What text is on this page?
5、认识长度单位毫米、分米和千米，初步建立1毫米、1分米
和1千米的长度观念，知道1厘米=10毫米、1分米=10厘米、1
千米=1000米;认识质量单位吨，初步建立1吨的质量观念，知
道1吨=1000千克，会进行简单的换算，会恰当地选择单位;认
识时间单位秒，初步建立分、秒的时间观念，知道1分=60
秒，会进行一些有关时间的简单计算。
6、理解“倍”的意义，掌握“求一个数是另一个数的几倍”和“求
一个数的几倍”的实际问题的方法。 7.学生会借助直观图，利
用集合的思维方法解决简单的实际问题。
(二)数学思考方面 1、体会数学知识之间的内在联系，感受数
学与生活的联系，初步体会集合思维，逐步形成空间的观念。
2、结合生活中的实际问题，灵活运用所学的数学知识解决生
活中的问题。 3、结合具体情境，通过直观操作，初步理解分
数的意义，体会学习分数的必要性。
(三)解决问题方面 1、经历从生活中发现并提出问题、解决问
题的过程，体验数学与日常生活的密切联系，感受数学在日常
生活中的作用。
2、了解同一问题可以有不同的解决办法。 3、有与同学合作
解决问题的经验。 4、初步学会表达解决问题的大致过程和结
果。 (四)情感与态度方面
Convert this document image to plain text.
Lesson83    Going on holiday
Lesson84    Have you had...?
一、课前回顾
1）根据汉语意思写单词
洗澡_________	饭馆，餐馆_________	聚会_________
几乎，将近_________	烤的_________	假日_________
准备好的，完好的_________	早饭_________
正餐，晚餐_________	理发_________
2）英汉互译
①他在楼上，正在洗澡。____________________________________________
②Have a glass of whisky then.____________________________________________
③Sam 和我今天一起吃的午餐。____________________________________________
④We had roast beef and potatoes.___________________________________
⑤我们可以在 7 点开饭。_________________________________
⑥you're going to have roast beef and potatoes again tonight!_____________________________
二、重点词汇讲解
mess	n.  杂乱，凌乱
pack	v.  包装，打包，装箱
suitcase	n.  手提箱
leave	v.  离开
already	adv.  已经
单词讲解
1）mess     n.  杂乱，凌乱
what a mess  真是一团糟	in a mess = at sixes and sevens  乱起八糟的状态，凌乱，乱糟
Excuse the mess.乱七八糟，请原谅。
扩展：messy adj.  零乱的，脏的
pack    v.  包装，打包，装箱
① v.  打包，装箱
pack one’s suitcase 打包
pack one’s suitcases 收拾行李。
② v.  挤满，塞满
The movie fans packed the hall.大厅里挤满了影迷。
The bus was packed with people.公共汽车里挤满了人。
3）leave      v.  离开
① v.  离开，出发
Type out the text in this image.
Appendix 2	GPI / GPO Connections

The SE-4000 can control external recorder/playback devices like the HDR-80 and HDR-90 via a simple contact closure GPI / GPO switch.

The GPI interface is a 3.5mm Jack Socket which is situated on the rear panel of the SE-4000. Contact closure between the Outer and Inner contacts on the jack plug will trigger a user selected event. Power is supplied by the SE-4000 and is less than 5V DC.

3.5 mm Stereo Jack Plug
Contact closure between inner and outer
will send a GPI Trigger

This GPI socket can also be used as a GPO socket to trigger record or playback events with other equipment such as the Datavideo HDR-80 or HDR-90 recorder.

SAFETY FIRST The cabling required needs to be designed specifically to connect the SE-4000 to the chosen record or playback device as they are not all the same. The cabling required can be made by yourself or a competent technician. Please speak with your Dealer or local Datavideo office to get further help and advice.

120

----

To do:
Return the entries in full, keeping every line exactly as it is.

Completed exercise:
What text is on this page?
5、认识长度单位毫米、分米和千米，初步建立1毫米、1分米
和1千米的长度观念，知道1厘米=10毫米、1分米=10厘米、1
千米=1000米;认识质量单位吨，初步建立1吨的质量观念，知
道1吨=1000千克，会进行简单的换算，会恰当地选择单位;认
识时间单位秒，初步建立分、秒的时间观念，知道1分=60
秒，会进行一些有关时间的简单计算。
6、理解“倍”的意义，掌握“求一个数是另一个数的几倍”和“求
一个数的几倍”的实际问题的方法。 7.学生会借助直观图，利
用集合的思维方法解决简单的实际问题。
(二)数学思考方面 1、体会数学知识之间的内在联系，感受数
学与生活的联系，初步体会集合思维，逐步形成空间的观念。
2、结合生活中的实际问题，灵活运用所学的数学知识解决生
活中的问题。 3、结合具体情境，通过直观操作，初步理解分
数的意义，体会学习分数的必要性。
(三)解决问题方面 1、经历从生活中发现并提出问题、解决问
题的过程，体验数学与日常生活的密切联系，感受数学在日常
生活中的作用。
2、了解同一问题可以有不同的解决办法。 3、有与同学合作
解决问题的经验。 4、初步学会表达解决问题的大致过程和结
果。 (四)情感与态度方面
Convert this document image to plain text.
Lesson83    Going on holiday
Lesson84    Have you had...?
一、课前回顾
1）根据汉语意思写单词
洗澡_________	饭馆，餐馆_________	聚会_________
几乎，将近_________	烤的_________	假日_________
准备好的，完好的_________	早饭_________
正餐，晚餐_________	理发_________
2）英汉互译
①他在楼上，正在洗澡。____________________________________________
②Have a glass of whisky then.____________________________________________
③Sam 和我今天一起吃的午餐。____________________________________________
④We had roast beef and potatoes.___________________________________
⑤我们可以在 7 点开饭。_________________________________
⑥you're going to have roast beef and potatoes again tonight!_____________________________
二、重点词汇讲解
mess	n.  杂乱，凌乱
pack	v.  包装，打包，装箱
suitcase	n.  手提箱
leave	v.  离开
already	adv.  已经
单词讲解
1）mess     n.  杂乱，凌乱
what a mess  真是一团糟	in a mess = at sixes and sevens  乱起八糟的状态，凌乱，乱糟
Excuse the mess.乱七八糟，请原谅。
扩展：messy adj.  零乱的，脏的
pack    v.  包装，打包，装箱
① v.  打包，装箱
pack one’s suitcase 打包
pack one’s suitcases 收拾行李。
② v.  挤满，塞满
The movie fans packed the hall.大厅里挤满了影迷。
The bus was packed with people.公共汽车里挤满了人。
3）leave      v.  离开
① v.  离开，出发
Type out the text in this image.
Appendix 2	GPI / GPO Connections

The SE-4000 can control external recorder/playback devices like the HDR-80 and HDR-90 via a simple contact closure GPI / GPO switch.

The GPI interface is a 3.5mm Jack Socket which is situated on the rear panel of the SE-4000. Contact closure between the Outer and Inner contacts on the jack plug will trigger a user selected event. Power is supplied by the SE-4000 and is less than 5V DC.

3.5 mm Stereo Jack Plug
Contact closure between inner and outer
will send a GPI Trigger

This GPI socket can also be used as a GPO socket to trigger record or playback events with other equipment such as the Datavideo HDR-80 or HDR-90 recorder.

SAFETY FIRST The cabling required needs to be designed specifically to connect the SE-4000 to the chosen record or playback device as they are not all the same. The cabling required can be made by yourself or a competent technician. Please speak with your Dealer or local Datavideo office to get further help and advice.

120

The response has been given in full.